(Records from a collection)
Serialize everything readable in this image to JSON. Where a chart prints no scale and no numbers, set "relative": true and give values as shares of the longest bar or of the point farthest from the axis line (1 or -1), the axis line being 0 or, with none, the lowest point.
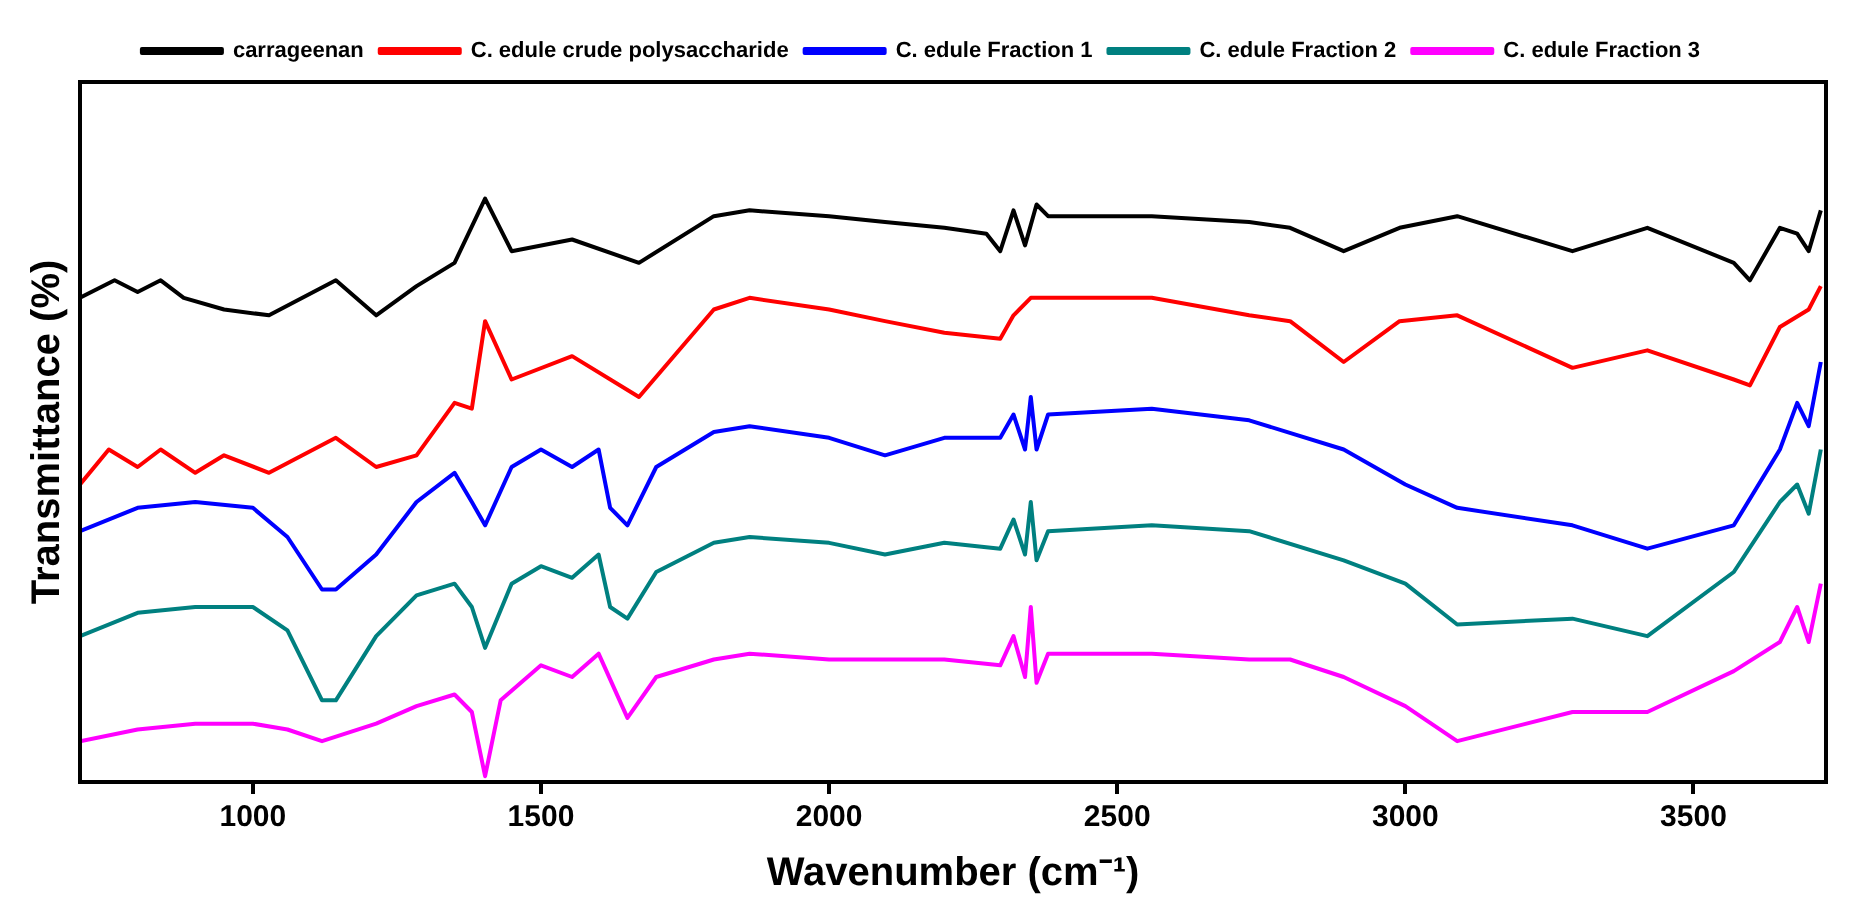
{
  "chart_data": {
    "type": "line",
    "relative": true,
    "xlabel": "Wavenumber (cm⁻¹)",
    "ylabel": "Transmittance (%)",
    "xlim": [
      700,
      3730
    ],
    "xticks": [
      1000,
      1500,
      2000,
      2500,
      3000,
      3500
    ],
    "grid": false,
    "legend": "top",
    "marker": "none",
    "line_style": "solid",
    "series": [
      {
        "name": "carrageenan",
        "color": "#000000",
        "x": [
          700,
          760,
          800,
          840,
          880,
          950,
          1028,
          1144,
          1214,
          1284,
          1350,
          1403,
          1449,
          1554,
          1670,
          1800,
          1862,
          2000,
          2097,
          2200,
          2273,
          2297,
          2320,
          2340,
          2360,
          2380,
          2560,
          2729,
          2800,
          2893,
          2990,
          3090,
          3290,
          3420,
          3570,
          3598,
          3650,
          3680,
          3700,
          3721
        ],
        "values": [
          0.83,
          0.86,
          0.84,
          0.86,
          0.83,
          0.81,
          0.8,
          0.86,
          0.8,
          0.85,
          0.89,
          1.0,
          0.91,
          0.93,
          0.89,
          0.97,
          0.98,
          0.97,
          0.96,
          0.95,
          0.94,
          0.91,
          0.98,
          0.92,
          0.99,
          0.97,
          0.97,
          0.96,
          0.95,
          0.91,
          0.95,
          0.97,
          0.91,
          0.95,
          0.89,
          0.86,
          0.95,
          0.94,
          0.91,
          0.98
        ]
      },
      {
        "name": "C. edule crude polysaccharide",
        "color": "#ff0000",
        "x": [
          700,
          750,
          800,
          840,
          900,
          950,
          1028,
          1144,
          1214,
          1284,
          1350,
          1380,
          1403,
          1449,
          1554,
          1670,
          1800,
          1862,
          2000,
          2097,
          2200,
          2297,
          2320,
          2350,
          2380,
          2560,
          2729,
          2800,
          2893,
          2990,
          3090,
          3290,
          3420,
          3570,
          3598,
          3650,
          3700,
          3721
        ],
        "values": [
          0.51,
          0.57,
          0.54,
          0.57,
          0.53,
          0.56,
          0.53,
          0.59,
          0.54,
          0.56,
          0.65,
          0.64,
          0.79,
          0.69,
          0.73,
          0.66,
          0.81,
          0.83,
          0.81,
          0.79,
          0.77,
          0.76,
          0.8,
          0.83,
          0.83,
          0.83,
          0.8,
          0.79,
          0.72,
          0.79,
          0.8,
          0.71,
          0.74,
          0.69,
          0.68,
          0.78,
          0.81,
          0.85
        ]
      },
      {
        "name": "C. edule Fraction 1",
        "color": "#0000ff",
        "x": [
          700,
          800,
          900,
          1000,
          1060,
          1120,
          1144,
          1214,
          1284,
          1350,
          1380,
          1403,
          1449,
          1500,
          1554,
          1600,
          1620,
          1650,
          1700,
          1800,
          1862,
          2000,
          2097,
          2200,
          2297,
          2320,
          2340,
          2350,
          2360,
          2380,
          2560,
          2729,
          2893,
          3000,
          3090,
          3290,
          3420,
          3570,
          3650,
          3680,
          3700,
          3721
        ],
        "values": [
          0.43,
          0.47,
          0.48,
          0.47,
          0.42,
          0.33,
          0.33,
          0.39,
          0.48,
          0.53,
          0.48,
          0.44,
          0.54,
          0.57,
          0.54,
          0.57,
          0.47,
          0.44,
          0.54,
          0.6,
          0.61,
          0.59,
          0.56,
          0.59,
          0.59,
          0.63,
          0.57,
          0.66,
          0.57,
          0.63,
          0.64,
          0.62,
          0.57,
          0.51,
          0.47,
          0.44,
          0.4,
          0.44,
          0.57,
          0.65,
          0.61,
          0.72
        ]
      },
      {
        "name": "C. edule Fraction 2",
        "color": "#008080",
        "x": [
          700,
          800,
          900,
          1000,
          1060,
          1120,
          1144,
          1214,
          1284,
          1350,
          1380,
          1403,
          1449,
          1500,
          1554,
          1600,
          1620,
          1650,
          1700,
          1800,
          1862,
          2000,
          2097,
          2200,
          2297,
          2320,
          2340,
          2350,
          2360,
          2380,
          2560,
          2729,
          2893,
          3000,
          3090,
          3290,
          3420,
          3570,
          3650,
          3680,
          3700,
          3721
        ],
        "values": [
          0.25,
          0.29,
          0.3,
          0.3,
          0.26,
          0.14,
          0.14,
          0.25,
          0.32,
          0.34,
          0.3,
          0.23,
          0.34,
          0.37,
          0.35,
          0.39,
          0.3,
          0.28,
          0.36,
          0.41,
          0.42,
          0.41,
          0.39,
          0.41,
          0.4,
          0.45,
          0.39,
          0.48,
          0.38,
          0.43,
          0.44,
          0.43,
          0.38,
          0.34,
          0.27,
          0.28,
          0.25,
          0.36,
          0.48,
          0.51,
          0.46,
          0.57
        ]
      },
      {
        "name": "C. edule Fraction 3",
        "color": "#ff00ff",
        "x": [
          700,
          800,
          900,
          1000,
          1060,
          1120,
          1214,
          1284,
          1350,
          1380,
          1403,
          1430,
          1500,
          1554,
          1600,
          1650,
          1700,
          1800,
          1862,
          2000,
          2200,
          2297,
          2320,
          2340,
          2350,
          2360,
          2380,
          2560,
          2729,
          2800,
          2893,
          3000,
          3090,
          3290,
          3420,
          3570,
          3650,
          3680,
          3700,
          3721
        ],
        "values": [
          0.07,
          0.09,
          0.1,
          0.1,
          0.09,
          0.07,
          0.1,
          0.13,
          0.15,
          0.12,
          0.01,
          0.14,
          0.2,
          0.18,
          0.22,
          0.11,
          0.18,
          0.21,
          0.22,
          0.21,
          0.21,
          0.2,
          0.25,
          0.18,
          0.3,
          0.17,
          0.22,
          0.22,
          0.21,
          0.21,
          0.18,
          0.13,
          0.07,
          0.12,
          0.12,
          0.19,
          0.24,
          0.3,
          0.24,
          0.34
        ]
      }
    ]
  }
}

• **EXERCISE REQUIREMENTS**
Go over the data above and copy every line that has the word "edule" in it.

• **OUTPUT FOR THIS EXERCISE**
        "name": "C. edule crude polysaccharide",
        "name": "C. edule Fraction 1",
        "name": "C. edule Fraction 2",
        "name": "C. edule Fraction 3",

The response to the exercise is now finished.